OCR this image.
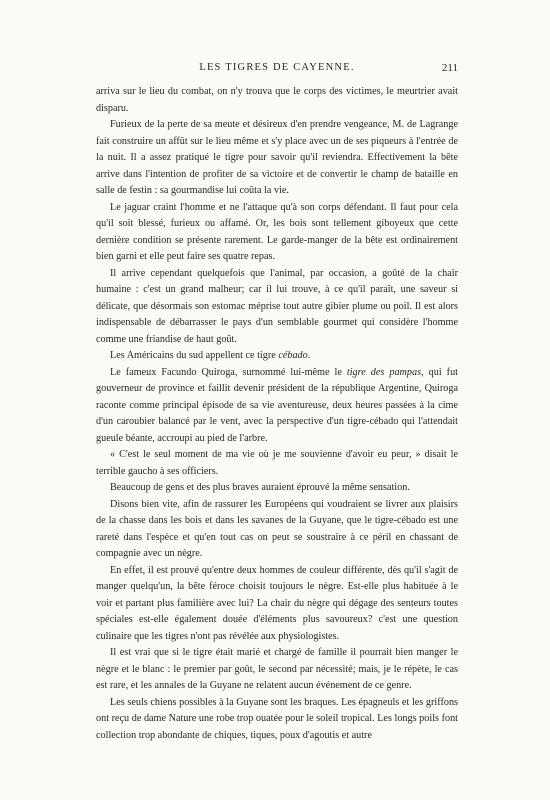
LES TIGRES DE CAYENNE.	211

arriva sur le lieu du combat, on n'y trouva que le corps des victimes, le meurtrier avait disparu.

Furieux de la perte de sa meute et désireux d'en prendre vengeance, M. de Lagrange fait construire un affût sur le lieu même et s'y place avec un de ses piqueurs à l'entrée de la nuit. Il a assez pratiqué le tigre pour savoir qu'il reviendra. Effectivement la bête arrive dans l'intention de profiter de sa victoire et de convertir le champ de bataille en salle de festin : sa gourmandise lui coûta la vie.

Le jaguar craint l'homme et ne l'attaque qu'à son corps défendant. Il faut pour cela qu'il soit blessé, furieux ou affamé. Or, les bois sont tellement giboyeux que cette dernière condition se présente rarement. Le garde-manger de la bête est ordinairement bien garni et elle peut faire ses quatre repas.

Il arrive cependant quelquefois que l'animal, par occasion, a goûté de la chair humaine : c'est un grand malheur; car il lui trouve, à ce qu'il paraît, une saveur si délicate, que désormais son estomac méprise tout autre gibier plume ou poil. Il est alors indispensable de débarrasser le pays d'un semblable gourmet qui considère l'homme comme une friandise de haut goût.

Les Américains du sud appellent ce tigre cébado.

Le fameux Facundo Quiroga, surnommé lui-même le tigre des pampas, qui fut gouverneur de province et faillit devenir président de la république Argentine, Quiroga raconte comme principal épisode de sa vie aventureuse, deux heures passées à la cime d'un caroubier balancé par le vent, avec la perspective d'un tigre-cébado qui l'attendait gueule béante, accroupi au pied de l'arbre.

« C'est le seul moment de ma vie où je me souvienne d'avoir eu peur, » disait le terrible gaucho à ses officiers.

Beaucoup de gens et des plus braves auraient éprouvé la même sensation.

Disons bien vite, afin de rassurer les Européens qui voudraient se livrer aux plaisirs de la chasse dans les bois et dans les savanes de la Guyane, que le tigre-cébado est une rareté dans l'espèce et qu'en tout cas on peut se soustraire à ce péril en chassant de compagnie avec un nègre.

En effet, il est prouvé qu'entre deux hommes de couleur différente, dès qu'il s'agit de manger quelqu'un, la bête féroce choisit toujours le nègre. Est-elle plus habituée à le voir et partant plus familière avec lui? La chair du nègre qui dégage des senteurs toutes spéciales est-elle également douée d'éléments plus savoureux? c'est une question culinaire que les tigres n'ont pas révélée aux physiologistes.

Il est vrai que si le tigre était marié et chargé de famille il pourrait bien manger le nègre et le blanc : le premier par goût, le second par nécessité; mais, je le répète, le cas est rare, et les annales de la Guyane ne relatent aucun événement de ce genre.

Les seuls chiens possibles à la Guyane sont les braques. Les épagneuls et les griffons ont reçu de dame Nature une robe trop ouatée pour le soleil tropical. Les longs poils font collection trop abondante de chiques, tiques, poux d'agoutis et autre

+ + + + +

> Exercise
Show each line of the data that contains the string "bien".

> Answer to this exercise
Le jaguar craint l'homme et ne l'attaque qu'à son corps défendant. Il faut pour cela qu'il soit blessé, furieux ou affamé. Or, les bois sont tellement giboyeux que cette dernière condition se présente rarement. Le garde-manger de la bête est ordinairement bien garni et elle peut faire ses quatre repas.
Disons bien vite, afin de rassurer les Européens qui voudraient se livrer aux plaisirs de la chasse dans les bois et dans les savanes de la Guyane, que le tigre-cébado est une rareté dans l'espèce et qu'en tout cas on peut se soustraire à ce péril en chassant de compagnie avec un nègre.
Il est vrai que si le tigre était marié et chargé de famille il pourrait bien manger le nègre et le blanc : le premier par goût, le second par nécessité; mais, je le répète, le cas est rare, et les annales de la Guyane ne relatent aucun événement de ce genre.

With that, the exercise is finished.